LISTING ::
--
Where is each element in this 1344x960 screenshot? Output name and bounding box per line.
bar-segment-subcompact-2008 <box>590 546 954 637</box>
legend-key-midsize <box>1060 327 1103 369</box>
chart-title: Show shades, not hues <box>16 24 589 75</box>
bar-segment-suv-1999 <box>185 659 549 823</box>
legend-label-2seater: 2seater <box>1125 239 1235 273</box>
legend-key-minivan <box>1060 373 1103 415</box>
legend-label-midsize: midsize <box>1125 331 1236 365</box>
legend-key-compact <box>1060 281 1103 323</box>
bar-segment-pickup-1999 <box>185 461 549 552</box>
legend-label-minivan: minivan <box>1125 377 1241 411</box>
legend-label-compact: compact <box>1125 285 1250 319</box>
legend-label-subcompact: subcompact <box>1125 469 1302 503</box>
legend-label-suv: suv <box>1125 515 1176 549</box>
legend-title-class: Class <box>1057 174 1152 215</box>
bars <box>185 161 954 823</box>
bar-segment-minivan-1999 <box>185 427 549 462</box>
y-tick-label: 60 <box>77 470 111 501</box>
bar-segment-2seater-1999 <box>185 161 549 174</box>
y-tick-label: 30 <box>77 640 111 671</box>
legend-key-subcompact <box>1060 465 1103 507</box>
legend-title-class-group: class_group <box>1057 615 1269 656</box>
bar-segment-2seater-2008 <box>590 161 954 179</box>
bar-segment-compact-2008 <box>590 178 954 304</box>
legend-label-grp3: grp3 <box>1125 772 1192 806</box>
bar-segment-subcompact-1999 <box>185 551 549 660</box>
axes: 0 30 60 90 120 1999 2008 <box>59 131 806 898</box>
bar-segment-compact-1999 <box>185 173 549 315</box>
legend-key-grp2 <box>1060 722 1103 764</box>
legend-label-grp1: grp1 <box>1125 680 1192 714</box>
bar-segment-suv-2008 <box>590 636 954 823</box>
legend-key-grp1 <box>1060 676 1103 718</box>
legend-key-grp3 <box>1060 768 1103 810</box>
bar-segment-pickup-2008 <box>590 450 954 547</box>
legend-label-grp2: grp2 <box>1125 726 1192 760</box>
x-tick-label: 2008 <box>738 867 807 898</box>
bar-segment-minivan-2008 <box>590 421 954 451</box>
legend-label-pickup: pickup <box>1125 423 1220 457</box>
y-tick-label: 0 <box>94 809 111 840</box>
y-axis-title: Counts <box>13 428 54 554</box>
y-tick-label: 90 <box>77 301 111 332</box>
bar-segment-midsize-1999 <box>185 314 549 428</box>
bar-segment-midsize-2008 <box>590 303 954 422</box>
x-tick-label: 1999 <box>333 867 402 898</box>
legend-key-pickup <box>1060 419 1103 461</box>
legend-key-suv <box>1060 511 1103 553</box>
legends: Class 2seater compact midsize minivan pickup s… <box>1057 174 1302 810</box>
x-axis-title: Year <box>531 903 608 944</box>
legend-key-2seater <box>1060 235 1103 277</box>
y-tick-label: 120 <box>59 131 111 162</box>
--
PROBLEM DESCRIPTION :: Present every row above as a Markdown table with two columns, Number for the row's position and Line for its text, leaving out any blank lines.

SOLUTION FOR THIS PROBLEM ::
| Number | Line |
|---|---|
| 1 | Where is each element in this 1344x960 screenshot? Output name and bounding box per line. |
| 2 | bar-segment-subcompact-2008 <box>590 546 954 637</box> |
| 3 | legend-key-midsize <box>1060 327 1103 369</box> |
| 4 | chart-title: Show shades, not hues <box>16 24 589 75</box> |
| 5 | bar-segment-suv-1999 <box>185 659 549 823</box> |
| 6 | legend-label-2seater: 2seater <box>1125 239 1235 273</box> |
| 7 | legend-key-minivan <box>1060 373 1103 415</box> |
| 8 | legend-label-midsize: midsize <box>1125 331 1236 365</box> |
| 9 | legend-key-compact <box>1060 281 1103 323</box> |
| 10 | bar-segment-pickup-1999 <box>185 461 549 552</box> |
| 11 | legend-label-minivan: minivan <box>1125 377 1241 411</box> |
| 12 | legend-label-compact: compact <box>1125 285 1250 319</box> |
| 13 | legend-label-subcompact: subcompact <box>1125 469 1302 503</box> |
| 14 | legend-label-suv: suv <box>1125 515 1176 549</box> |
| 15 | legend-title-class: Class <box>1057 174 1152 215</box> |
| 16 | bars <box>185 161 954 823</box> |
| 17 | bar-segment-minivan-1999 <box>185 427 549 462</box> |
| 18 | y-tick-label: 60 <box>77 470 111 501</box> |
| 19 | bar-segment-2seater-1999 <box>185 161 549 174</box> |
| 20 | y-tick-label: 30 <box>77 640 111 671</box> |
| 21 | legend-key-subcompact <box>1060 465 1103 507</box> |
| 22 | legend-title-class-group: class_group <box>1057 615 1269 656</box> |
| 23 | bar-segment-2seater-2008 <box>590 161 954 179</box> |
| 24 | bar-segment-compact-2008 <box>590 178 954 304</box> |
| 25 | legend-label-grp3: grp3 <box>1125 772 1192 806</box> |
| 26 | bar-segment-subcompact-1999 <box>185 551 549 660</box> |
| 27 | axes: 0 30 60 90 120 1999 2008 <box>59 131 806 898</box> |
| 28 | bar-segment-compact-1999 <box>185 173 549 315</box> |
| 29 | legend-key-grp2 <box>1060 722 1103 764</box> |
| 30 | legend-label-grp1: grp1 <box>1125 680 1192 714</box> |
| 31 | bar-segment-suv-2008 <box>590 636 954 823</box> |
| 32 | legend-key-grp1 <box>1060 676 1103 718</box> |
| 33 | legend-key-grp3 <box>1060 768 1103 810</box> |
| 34 | bar-segment-pickup-2008 <box>590 450 954 547</box> |
| 35 | legend-label-grp2: grp2 <box>1125 726 1192 760</box> |
| 36 | x-tick-label: 2008 <box>738 867 807 898</box> |
| 37 | bar-segment-minivan-2008 <box>590 421 954 451</box> |
| 38 | legend-label-pickup: pickup <box>1125 423 1220 457</box> |
| 39 | y-tick-label: 0 <box>94 809 111 840</box> |
| 40 | y-axis-title: Counts <box>13 428 54 554</box> |
| 41 | y-tick-label: 90 <box>77 301 111 332</box> |
| 42 | bar-segment-midsize-1999 <box>185 314 549 428</box> |
| 43 | bar-segment-midsize-2008 <box>590 303 954 422</box> |
| 44 | x-tick-label: 1999 <box>333 867 402 898</box> |
| 45 | legend-key-pickup <box>1060 419 1103 461</box> |
| 46 | legend-key-suv <box>1060 511 1103 553</box> |
| 47 | legends: Class 2seater compact midsize minivan pickup s… <box>1057 174 1302 810</box> |
| 48 | x-axis-title: Year <box>531 903 608 944</box> |
| 49 | legend-key-2seater <box>1060 235 1103 277</box> |
| 50 | y-tick-label: 120 <box>59 131 111 162</box> |